[START OF Listed entries]
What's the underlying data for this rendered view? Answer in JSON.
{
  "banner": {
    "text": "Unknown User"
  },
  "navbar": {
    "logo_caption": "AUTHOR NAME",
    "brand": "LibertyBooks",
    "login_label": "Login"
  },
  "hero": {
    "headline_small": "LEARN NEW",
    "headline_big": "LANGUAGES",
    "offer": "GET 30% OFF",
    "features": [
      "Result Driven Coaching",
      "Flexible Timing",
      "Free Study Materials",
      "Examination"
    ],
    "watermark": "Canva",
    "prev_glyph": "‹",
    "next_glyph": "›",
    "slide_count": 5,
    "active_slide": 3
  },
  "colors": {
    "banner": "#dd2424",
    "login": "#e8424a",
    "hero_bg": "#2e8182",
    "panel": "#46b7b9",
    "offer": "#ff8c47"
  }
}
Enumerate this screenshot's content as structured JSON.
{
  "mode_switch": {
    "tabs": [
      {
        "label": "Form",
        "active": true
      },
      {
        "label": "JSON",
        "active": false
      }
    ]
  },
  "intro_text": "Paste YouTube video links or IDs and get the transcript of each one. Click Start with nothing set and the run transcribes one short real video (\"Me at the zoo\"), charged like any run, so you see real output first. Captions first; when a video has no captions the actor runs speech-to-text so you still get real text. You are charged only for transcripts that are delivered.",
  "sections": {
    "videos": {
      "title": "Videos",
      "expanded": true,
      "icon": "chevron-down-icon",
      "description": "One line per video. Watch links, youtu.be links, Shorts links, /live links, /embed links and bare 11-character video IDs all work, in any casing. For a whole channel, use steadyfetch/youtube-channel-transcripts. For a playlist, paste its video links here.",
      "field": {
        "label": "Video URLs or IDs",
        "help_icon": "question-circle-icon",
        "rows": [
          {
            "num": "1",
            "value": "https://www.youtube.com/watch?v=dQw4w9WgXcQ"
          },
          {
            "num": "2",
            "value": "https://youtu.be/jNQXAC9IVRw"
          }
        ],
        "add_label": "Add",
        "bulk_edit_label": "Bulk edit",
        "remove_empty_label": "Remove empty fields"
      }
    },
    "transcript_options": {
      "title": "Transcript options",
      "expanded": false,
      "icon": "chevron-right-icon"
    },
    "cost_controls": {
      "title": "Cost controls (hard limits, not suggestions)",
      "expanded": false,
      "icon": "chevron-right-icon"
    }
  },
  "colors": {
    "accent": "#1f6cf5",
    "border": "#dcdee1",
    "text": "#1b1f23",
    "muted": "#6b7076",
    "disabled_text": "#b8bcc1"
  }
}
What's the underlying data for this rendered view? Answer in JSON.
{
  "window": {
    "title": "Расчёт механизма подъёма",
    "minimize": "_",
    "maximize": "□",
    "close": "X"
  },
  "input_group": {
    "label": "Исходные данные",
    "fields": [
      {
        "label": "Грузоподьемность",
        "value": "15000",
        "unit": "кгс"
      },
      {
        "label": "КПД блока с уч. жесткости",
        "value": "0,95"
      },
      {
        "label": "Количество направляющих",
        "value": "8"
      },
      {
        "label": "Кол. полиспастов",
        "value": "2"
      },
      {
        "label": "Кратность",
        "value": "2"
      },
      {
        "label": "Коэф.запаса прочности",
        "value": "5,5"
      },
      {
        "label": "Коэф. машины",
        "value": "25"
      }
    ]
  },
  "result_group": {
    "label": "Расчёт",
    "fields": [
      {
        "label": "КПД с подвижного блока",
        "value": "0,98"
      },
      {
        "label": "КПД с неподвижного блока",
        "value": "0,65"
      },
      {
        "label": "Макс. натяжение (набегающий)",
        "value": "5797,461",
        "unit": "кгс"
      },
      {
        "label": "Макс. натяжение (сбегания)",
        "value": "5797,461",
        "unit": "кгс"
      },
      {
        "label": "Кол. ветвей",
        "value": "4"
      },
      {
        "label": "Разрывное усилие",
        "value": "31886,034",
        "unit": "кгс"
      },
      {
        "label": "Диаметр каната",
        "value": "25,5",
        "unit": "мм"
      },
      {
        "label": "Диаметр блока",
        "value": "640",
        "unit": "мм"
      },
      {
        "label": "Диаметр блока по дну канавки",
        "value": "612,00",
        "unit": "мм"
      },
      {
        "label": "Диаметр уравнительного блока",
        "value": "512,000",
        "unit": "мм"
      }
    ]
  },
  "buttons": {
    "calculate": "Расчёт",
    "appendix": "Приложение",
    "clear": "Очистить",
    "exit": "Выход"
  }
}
[END OF Listed entries]
Filter the records above for lines containing the word "https", and copy those lines.

            "value": "https://www.youtube.com/watch?v=dQw4w9WgXcQ"
            "value": "https://youtu.be/jNQXAC9IVRw"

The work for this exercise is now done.